• Task goal: Give only the number of lines where "from" occurs.

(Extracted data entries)
»»
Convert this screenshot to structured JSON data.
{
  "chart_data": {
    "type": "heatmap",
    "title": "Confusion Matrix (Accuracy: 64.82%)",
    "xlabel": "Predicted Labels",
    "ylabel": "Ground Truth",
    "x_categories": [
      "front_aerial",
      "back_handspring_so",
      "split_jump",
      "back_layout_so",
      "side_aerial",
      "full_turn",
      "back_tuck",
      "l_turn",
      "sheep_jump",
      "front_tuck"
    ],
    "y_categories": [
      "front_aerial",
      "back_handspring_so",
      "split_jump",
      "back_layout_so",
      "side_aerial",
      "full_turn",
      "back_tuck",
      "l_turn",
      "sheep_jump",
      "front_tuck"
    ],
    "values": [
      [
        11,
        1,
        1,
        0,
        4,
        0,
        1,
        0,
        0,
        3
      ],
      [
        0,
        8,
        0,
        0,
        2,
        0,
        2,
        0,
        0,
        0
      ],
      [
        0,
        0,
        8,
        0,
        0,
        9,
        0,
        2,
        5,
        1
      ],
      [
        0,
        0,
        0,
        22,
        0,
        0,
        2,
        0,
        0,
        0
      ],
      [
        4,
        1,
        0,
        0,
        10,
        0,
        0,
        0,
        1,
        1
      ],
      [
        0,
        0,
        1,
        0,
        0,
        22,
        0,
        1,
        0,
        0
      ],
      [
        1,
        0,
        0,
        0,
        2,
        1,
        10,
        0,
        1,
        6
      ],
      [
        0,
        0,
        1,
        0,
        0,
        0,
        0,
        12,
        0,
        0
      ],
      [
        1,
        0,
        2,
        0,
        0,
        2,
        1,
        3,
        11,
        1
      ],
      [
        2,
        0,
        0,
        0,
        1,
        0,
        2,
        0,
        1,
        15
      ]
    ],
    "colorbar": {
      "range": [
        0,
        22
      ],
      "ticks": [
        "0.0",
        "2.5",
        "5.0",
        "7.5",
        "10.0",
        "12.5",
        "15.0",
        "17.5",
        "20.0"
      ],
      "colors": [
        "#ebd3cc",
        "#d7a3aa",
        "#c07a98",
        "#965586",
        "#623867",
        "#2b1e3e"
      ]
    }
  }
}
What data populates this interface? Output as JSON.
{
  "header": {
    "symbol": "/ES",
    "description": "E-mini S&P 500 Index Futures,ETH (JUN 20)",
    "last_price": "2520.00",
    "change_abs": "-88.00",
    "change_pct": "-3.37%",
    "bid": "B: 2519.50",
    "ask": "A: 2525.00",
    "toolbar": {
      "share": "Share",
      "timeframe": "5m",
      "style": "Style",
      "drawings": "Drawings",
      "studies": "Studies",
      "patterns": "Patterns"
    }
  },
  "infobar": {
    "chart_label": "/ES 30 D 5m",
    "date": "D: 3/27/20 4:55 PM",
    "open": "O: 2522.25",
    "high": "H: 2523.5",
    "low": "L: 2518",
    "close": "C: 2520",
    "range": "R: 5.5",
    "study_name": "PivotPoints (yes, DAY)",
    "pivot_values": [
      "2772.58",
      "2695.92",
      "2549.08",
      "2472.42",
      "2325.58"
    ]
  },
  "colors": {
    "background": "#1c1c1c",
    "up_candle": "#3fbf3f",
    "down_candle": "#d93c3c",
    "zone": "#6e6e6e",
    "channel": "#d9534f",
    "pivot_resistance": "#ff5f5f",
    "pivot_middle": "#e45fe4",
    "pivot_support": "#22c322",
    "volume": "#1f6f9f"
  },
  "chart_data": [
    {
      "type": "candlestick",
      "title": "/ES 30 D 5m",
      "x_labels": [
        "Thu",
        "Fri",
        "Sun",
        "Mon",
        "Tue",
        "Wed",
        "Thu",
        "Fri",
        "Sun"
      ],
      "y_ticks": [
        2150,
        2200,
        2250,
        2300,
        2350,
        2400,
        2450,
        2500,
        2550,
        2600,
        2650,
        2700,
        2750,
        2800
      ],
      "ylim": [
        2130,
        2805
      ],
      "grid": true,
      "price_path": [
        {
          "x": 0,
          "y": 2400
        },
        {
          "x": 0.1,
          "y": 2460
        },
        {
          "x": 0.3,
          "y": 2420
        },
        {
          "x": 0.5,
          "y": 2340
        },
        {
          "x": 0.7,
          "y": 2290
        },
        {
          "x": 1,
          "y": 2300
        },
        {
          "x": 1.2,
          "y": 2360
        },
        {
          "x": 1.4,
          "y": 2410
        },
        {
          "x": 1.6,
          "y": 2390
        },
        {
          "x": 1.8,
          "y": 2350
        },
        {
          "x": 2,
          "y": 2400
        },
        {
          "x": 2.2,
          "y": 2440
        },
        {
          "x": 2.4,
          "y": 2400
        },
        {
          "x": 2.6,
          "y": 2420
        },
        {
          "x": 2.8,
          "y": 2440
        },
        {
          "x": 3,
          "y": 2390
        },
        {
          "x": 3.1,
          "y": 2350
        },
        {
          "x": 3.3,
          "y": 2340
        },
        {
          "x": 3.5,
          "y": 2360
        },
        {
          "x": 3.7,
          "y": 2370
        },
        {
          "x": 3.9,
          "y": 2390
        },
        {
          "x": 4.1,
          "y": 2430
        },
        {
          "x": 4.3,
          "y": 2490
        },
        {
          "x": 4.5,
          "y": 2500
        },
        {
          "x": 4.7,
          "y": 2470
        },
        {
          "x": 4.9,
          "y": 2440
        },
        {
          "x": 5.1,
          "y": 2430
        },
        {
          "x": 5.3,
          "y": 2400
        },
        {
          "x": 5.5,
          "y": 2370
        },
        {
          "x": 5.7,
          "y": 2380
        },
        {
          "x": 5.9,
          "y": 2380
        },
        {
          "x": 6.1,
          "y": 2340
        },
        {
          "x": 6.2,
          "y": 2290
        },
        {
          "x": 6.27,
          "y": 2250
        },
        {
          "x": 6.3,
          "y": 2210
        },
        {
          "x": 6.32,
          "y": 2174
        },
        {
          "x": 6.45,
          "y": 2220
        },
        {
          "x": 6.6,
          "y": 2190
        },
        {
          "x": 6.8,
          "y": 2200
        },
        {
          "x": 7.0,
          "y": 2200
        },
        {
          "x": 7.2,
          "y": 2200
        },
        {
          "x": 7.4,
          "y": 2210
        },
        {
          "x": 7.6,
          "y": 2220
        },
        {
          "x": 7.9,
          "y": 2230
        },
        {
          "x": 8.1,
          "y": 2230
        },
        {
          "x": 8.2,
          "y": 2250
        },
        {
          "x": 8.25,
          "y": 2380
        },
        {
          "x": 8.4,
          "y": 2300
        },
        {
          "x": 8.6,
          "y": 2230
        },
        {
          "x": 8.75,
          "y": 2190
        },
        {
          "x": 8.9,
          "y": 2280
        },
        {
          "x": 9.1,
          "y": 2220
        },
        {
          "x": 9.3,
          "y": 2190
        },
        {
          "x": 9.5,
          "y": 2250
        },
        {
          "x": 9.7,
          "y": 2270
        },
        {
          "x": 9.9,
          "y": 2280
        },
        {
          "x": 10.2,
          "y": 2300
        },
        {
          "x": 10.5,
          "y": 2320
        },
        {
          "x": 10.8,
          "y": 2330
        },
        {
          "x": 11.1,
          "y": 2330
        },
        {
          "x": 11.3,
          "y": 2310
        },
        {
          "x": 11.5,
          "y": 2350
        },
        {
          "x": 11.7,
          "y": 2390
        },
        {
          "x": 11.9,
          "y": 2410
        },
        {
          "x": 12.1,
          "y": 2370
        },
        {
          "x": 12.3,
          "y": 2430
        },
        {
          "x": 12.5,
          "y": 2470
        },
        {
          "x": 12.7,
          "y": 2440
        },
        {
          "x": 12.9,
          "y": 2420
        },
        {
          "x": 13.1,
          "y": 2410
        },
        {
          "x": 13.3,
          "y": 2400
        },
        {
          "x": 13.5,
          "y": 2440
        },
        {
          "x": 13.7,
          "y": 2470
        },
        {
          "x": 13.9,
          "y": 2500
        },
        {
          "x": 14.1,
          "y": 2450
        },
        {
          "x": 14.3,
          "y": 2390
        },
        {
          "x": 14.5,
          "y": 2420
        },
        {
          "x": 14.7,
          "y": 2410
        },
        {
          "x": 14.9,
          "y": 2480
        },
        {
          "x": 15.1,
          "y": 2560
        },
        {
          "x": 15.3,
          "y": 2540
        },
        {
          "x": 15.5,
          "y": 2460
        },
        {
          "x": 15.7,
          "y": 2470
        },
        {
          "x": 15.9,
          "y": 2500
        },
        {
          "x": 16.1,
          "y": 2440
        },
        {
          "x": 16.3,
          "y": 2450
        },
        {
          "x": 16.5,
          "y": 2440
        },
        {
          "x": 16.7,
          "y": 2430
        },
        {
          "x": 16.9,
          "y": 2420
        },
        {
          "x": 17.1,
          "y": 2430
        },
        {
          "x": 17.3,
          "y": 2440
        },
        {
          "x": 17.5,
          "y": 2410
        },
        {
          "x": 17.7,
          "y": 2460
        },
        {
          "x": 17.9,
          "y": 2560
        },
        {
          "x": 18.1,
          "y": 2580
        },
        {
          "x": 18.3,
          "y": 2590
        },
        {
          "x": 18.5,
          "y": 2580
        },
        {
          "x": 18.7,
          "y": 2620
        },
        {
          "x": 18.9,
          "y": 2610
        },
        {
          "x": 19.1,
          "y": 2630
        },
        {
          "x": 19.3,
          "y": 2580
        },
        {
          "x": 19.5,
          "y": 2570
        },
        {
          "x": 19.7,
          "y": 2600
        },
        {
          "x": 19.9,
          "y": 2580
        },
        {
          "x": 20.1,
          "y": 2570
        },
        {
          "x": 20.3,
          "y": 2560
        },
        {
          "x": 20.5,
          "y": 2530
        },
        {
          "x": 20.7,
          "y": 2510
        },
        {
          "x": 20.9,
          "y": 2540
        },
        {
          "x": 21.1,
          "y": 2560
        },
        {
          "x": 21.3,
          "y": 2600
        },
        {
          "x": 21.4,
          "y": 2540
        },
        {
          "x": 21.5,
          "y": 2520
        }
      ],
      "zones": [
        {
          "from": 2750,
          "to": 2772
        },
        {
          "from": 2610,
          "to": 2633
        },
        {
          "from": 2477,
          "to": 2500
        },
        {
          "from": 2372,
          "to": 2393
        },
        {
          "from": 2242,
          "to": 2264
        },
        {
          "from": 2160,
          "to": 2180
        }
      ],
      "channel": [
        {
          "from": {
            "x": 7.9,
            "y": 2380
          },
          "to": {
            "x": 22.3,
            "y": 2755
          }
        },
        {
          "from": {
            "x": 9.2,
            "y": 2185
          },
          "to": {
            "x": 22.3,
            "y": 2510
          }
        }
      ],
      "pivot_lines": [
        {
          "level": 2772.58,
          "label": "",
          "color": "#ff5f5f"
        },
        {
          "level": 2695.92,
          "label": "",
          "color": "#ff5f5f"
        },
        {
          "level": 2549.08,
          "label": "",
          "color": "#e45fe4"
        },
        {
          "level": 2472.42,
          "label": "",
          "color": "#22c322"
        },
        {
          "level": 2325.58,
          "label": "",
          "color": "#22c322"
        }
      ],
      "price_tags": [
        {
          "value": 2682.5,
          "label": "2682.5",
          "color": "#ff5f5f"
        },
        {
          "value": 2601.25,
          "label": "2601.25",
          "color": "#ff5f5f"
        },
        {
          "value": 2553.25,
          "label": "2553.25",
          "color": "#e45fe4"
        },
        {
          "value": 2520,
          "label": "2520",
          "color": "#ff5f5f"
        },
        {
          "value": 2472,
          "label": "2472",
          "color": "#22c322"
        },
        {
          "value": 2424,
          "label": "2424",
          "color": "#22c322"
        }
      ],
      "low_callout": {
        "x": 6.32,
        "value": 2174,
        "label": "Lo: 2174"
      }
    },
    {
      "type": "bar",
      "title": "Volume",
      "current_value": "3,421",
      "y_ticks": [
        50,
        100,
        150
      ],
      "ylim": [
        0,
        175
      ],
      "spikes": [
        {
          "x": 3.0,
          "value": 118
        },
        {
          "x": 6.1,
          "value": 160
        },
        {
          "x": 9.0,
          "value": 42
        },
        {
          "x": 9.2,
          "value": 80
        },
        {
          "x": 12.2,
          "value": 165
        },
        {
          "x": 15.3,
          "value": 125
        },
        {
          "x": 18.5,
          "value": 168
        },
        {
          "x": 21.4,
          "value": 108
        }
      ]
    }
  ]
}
««
• Written answer: 8